━━ Extracted data

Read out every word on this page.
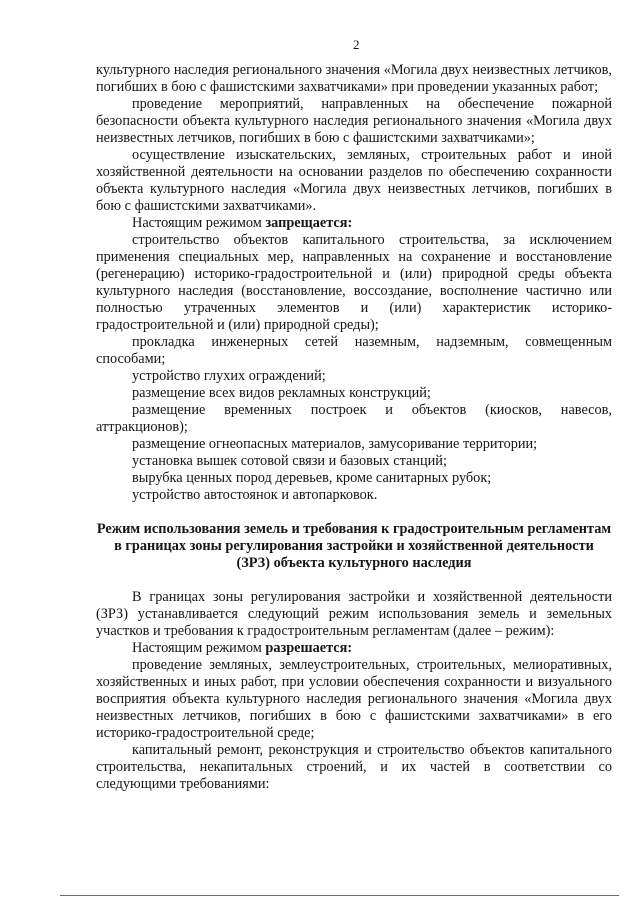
2

культурного наследия регионального значения «Могила двух неизвестных летчиков, погибших в бою с фашистскими захватчиками» при проведении указанных работ;

проведение мероприятий, направленных на обеспечение пожарной безопасности объекта культурного наследия регионального значения «Могила двух неизвестных летчиков, погибших в бою с фашистскими захватчиками»;

осуществление изыскательских, земляных, строительных работ и иной хозяйственной деятельности на основании разделов по обеспечению сохранности объекта культурного наследия «Могила двух неизвестных летчиков, погибших в бою с фашистскими захватчиками».

Настоящим режимом запрещается:

строительство объектов капитального строительства, за исключением применения специальных мер, направленных на сохранение и восстановление (регенерацию) историко-градостроительной и (или) природной среды объекта культурного наследия (восстановление, воссоздание, восполнение частично или полностью утраченных элементов и (или) характеристик историко-градостроительной и (или) природной среды);

прокладка инженерных сетей наземным, надземным, совмещенным способами;

устройство глухих ограждений;

размещение всех видов рекламных конструкций;

размещение временных построек и объектов (киосков, навесов, аттракционов);

размещение огнеопасных материалов, замусоривание территории;

установка вышек сотовой связи и базовых станций;

вырубка ценных пород деревьев, кроме санитарных рубок;

устройство автостоянок и автопарковок.

Режим использования земель и требования к градостроительным регламентам в границах зоны регулирования застройки и хозяйственной деятельности (ЗРЗ) объекта культурного наследия

В границах зоны регулирования застройки и хозяйственной деятельности (ЗРЗ) устанавливается следующий режим использования земель и земельных участков и требования к градостроительным регламентам (далее – режим):

Настоящим режимом разрешается:

проведение земляных, землеустроительных, строительных, мелиоративных, хозяйственных и иных работ, при условии обеспечения сохранности и визуального восприятия объекта культурного наследия регионального значения «Могила двух неизвестных летчиков, погибших в бою с фашистскими захватчиками» в его историко-градостроительной среде;

капитальный ремонт, реконструкция и строительство объектов капитального строительства, некапитальных строений, и их частей в соответствии со следующими требованиями:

━━━━

From the listing, copy each line containing the word "границах".

Режим использования земель и требования к градостроительным регламентам в границах зоны регулирования застройки и хозяйственной деятельности (ЗРЗ) объекта культурного наследия
В границах зоны регулирования застройки и хозяйственной деятельности (ЗРЗ) устанавливается следующий режим использования земель и земельных участков и требования к градостроительным регламентам (далее – режим):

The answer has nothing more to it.